**Set problem:** Keep only those lines of the records that include the string "road".

**Given information:**
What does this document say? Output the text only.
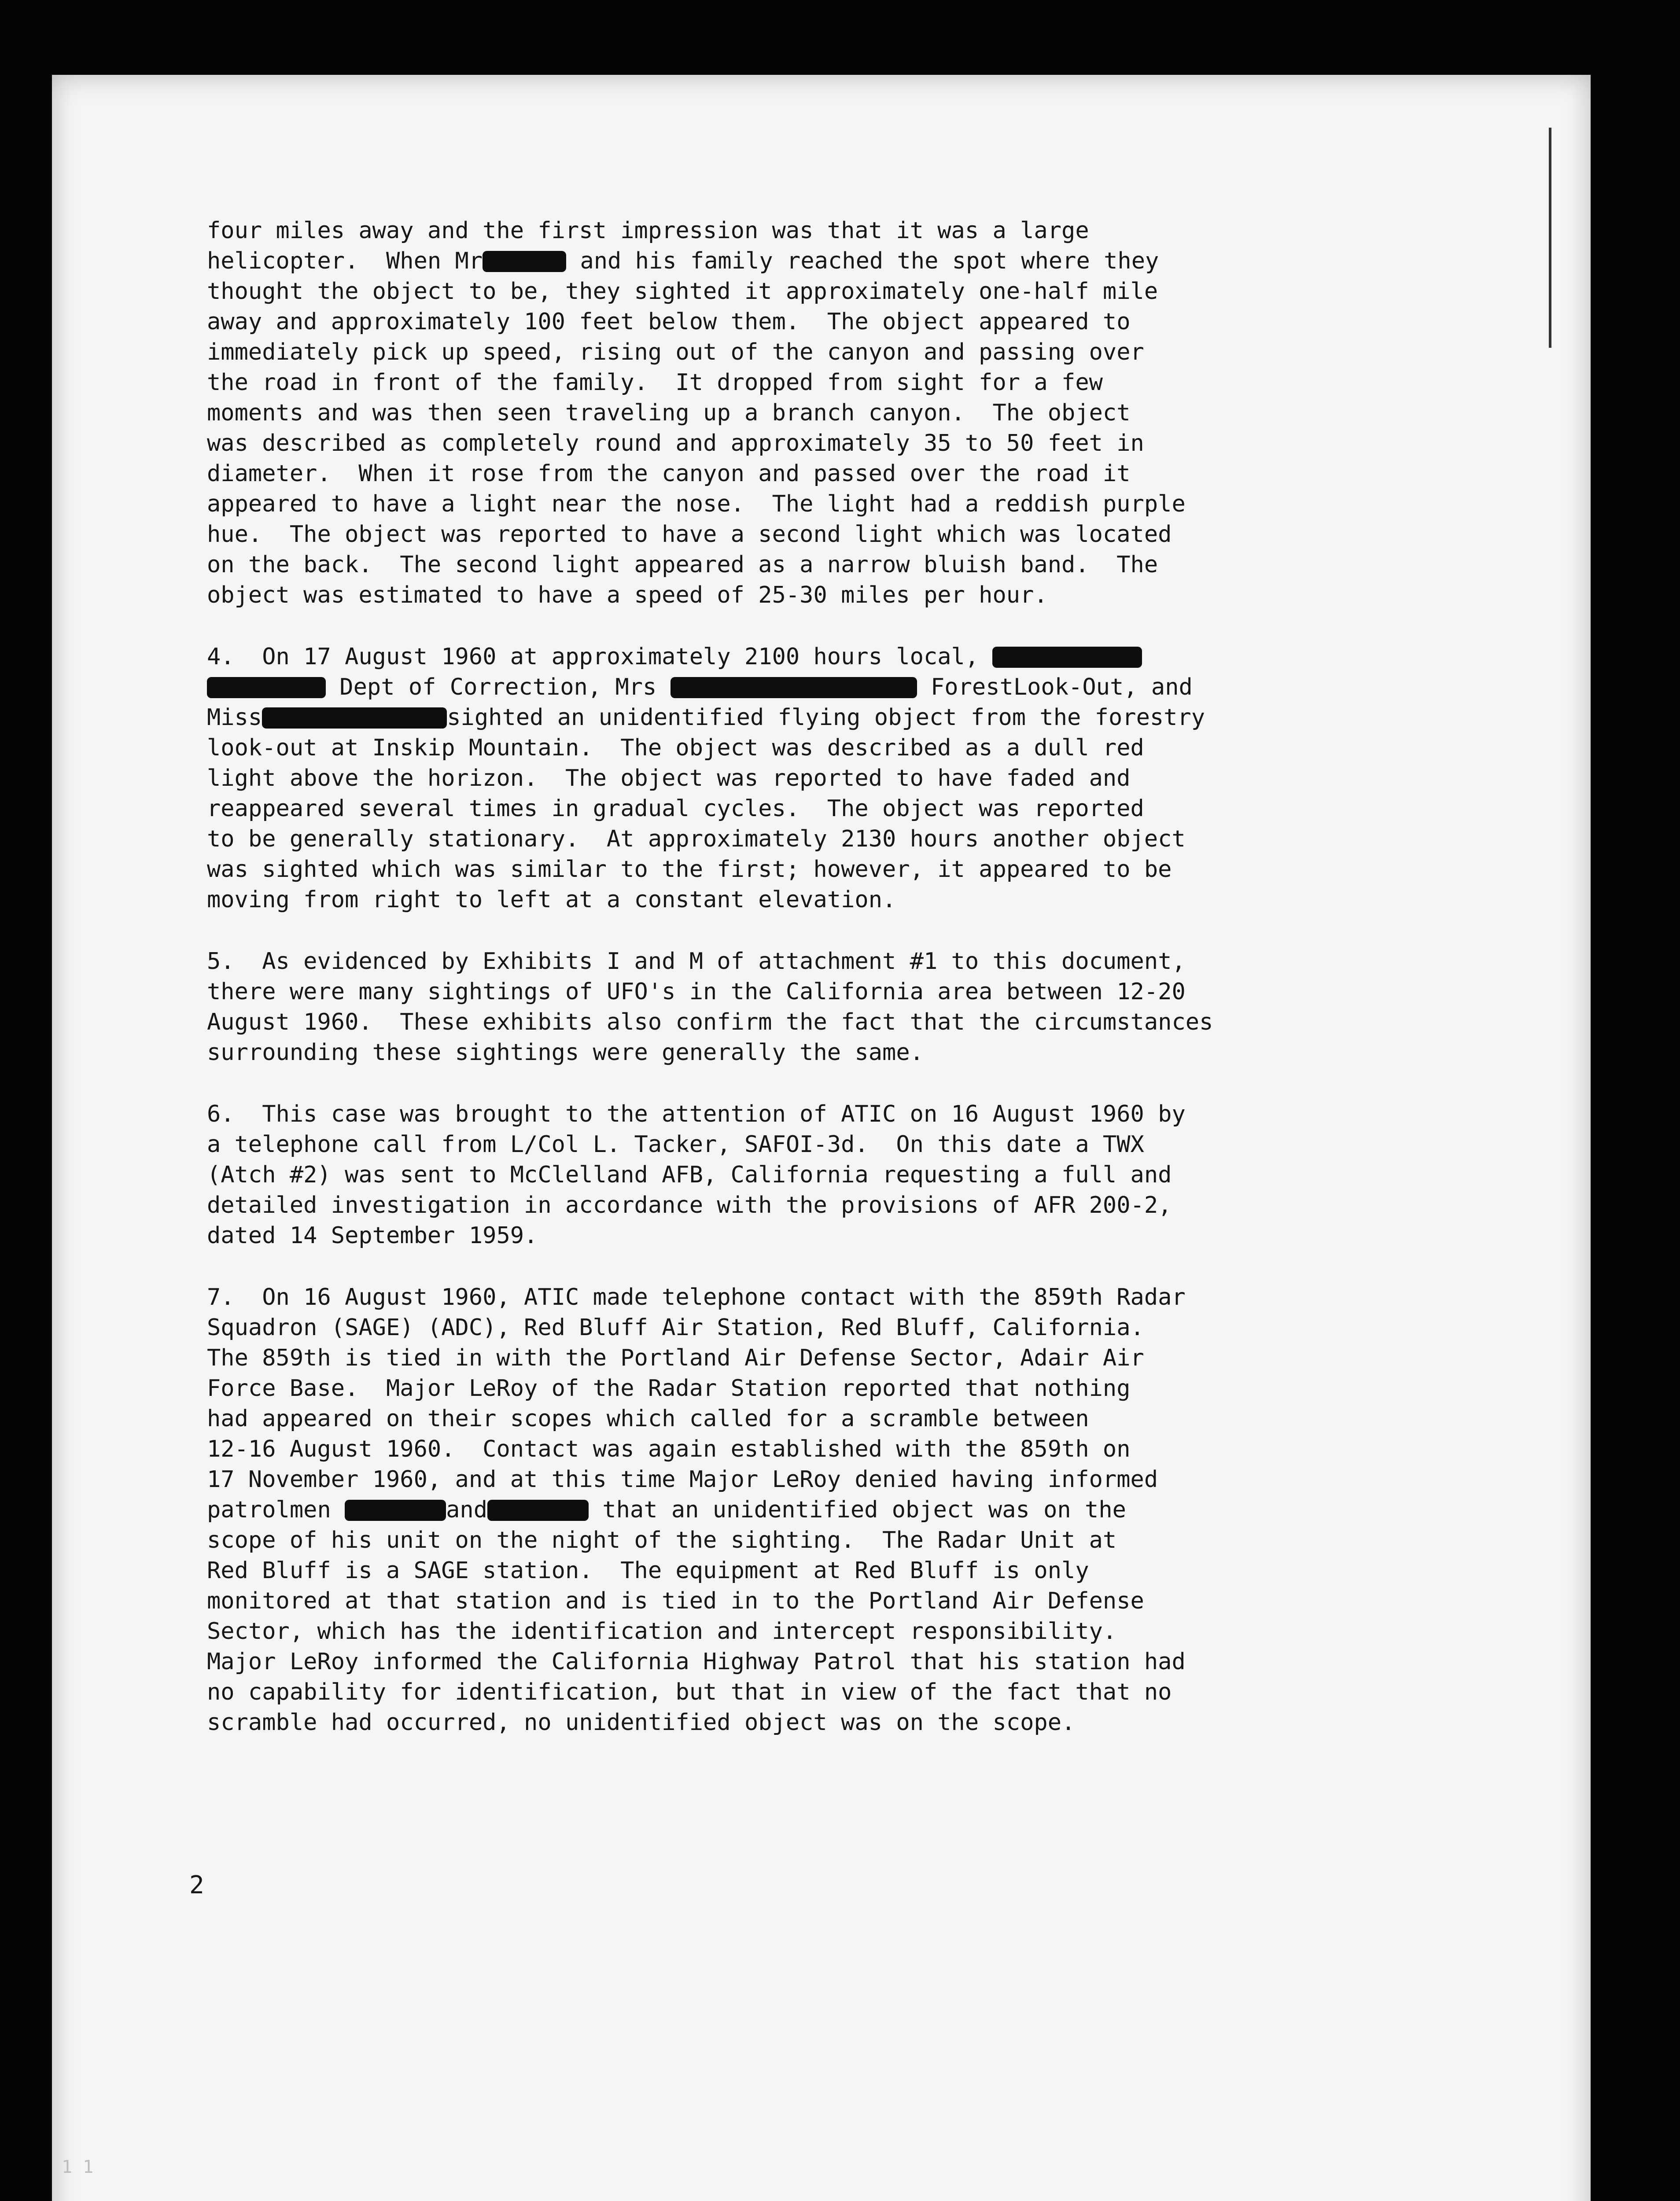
four miles away and the first impression was that it was a large
helicopter.  When Mr	and his family reached the spot where they
thought the object to be, they sighted it approximately one-half mile
away and approximately 100 feet below them.  The object appeared to
immediately pick up speed, rising out of the canyon and passing over
the road in front of the family.  It dropped from sight for a few
moments and was then seen traveling up a branch canyon.  The object
was described as completely round and approximately 35 to 50 feet in
diameter.  When it rose from the canyon and passed over the road it
appeared to have a light near the nose.  The light had a reddish purple
hue.  The object was reported to have a second light which was located
on the back.  The second light appeared as a narrow bluish band.  The
object was estimated to have a speed of 25-30 miles per hour.
4.  On 17 August 1960 at approximately 2100 hours local,
Dept of Correction, Mrs	ForestLook-Out, and
Miss	sighted an unidentified flying object from the forestry
look-out at Inskip Mountain.  The object was described as a dull red
light above the horizon.  The object was reported to have faded and
reappeared several times in gradual cycles.  The object was reported
to be generally stationary.  At approximately 2130 hours another object
was sighted which was similar to the first; however, it appeared to be
moving from right to left at a constant elevation.
5.  As evidenced by Exhibits I and M of attachment #1 to this document,
there were many sightings of UFO's in the California area between 12-20
August 1960.  These exhibits also confirm the fact that the circumstances
surrounding these sightings were generally the same.
6.  This case was brought to the attention of ATIC on 16 August 1960 by
a telephone call from L/Col L. Tacker, SAFOI-3d.  On this date a TWX
(Atch #2) was sent to McClelland AFB, California requesting a full and
detailed investigation in accordance with the provisions of AFR 200-2,
dated 14 September 1959.
7.  On 16 August 1960, ATIC made telephone contact with the 859th Radar
Squadron (SAGE) (ADC), Red Bluff Air Station, Red Bluff, California.
The 859th is tied in with the Portland Air Defense Sector, Adair Air
Force Base.  Major LeRoy of the Radar Station reported that nothing
had appeared on their scopes which called for a scramble between
12-16 August 1960.  Contact was again established with the 859th on
17 November 1960, and at this time Major LeRoy denied having informed
patrolmen	and	that an unidentified object was on the
scope of his unit on the night of the sighting.  The Radar Unit at
Red Bluff is a SAGE station.  The equipment at Red Bluff is only
monitored at that station and is tied in to the Portland Air Defense
Sector, which has the identification and intercept responsibility.
Major LeRoy informed the California Highway Patrol that his station had
no capability for identification, but that in view of the fact that no
scramble had occurred, no unidentified object was on the scope.
2
1 1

**Result of this task:**
the road in front of the family.  It dropped from sight for a few
diameter.  When it rose from the canyon and passed over the road it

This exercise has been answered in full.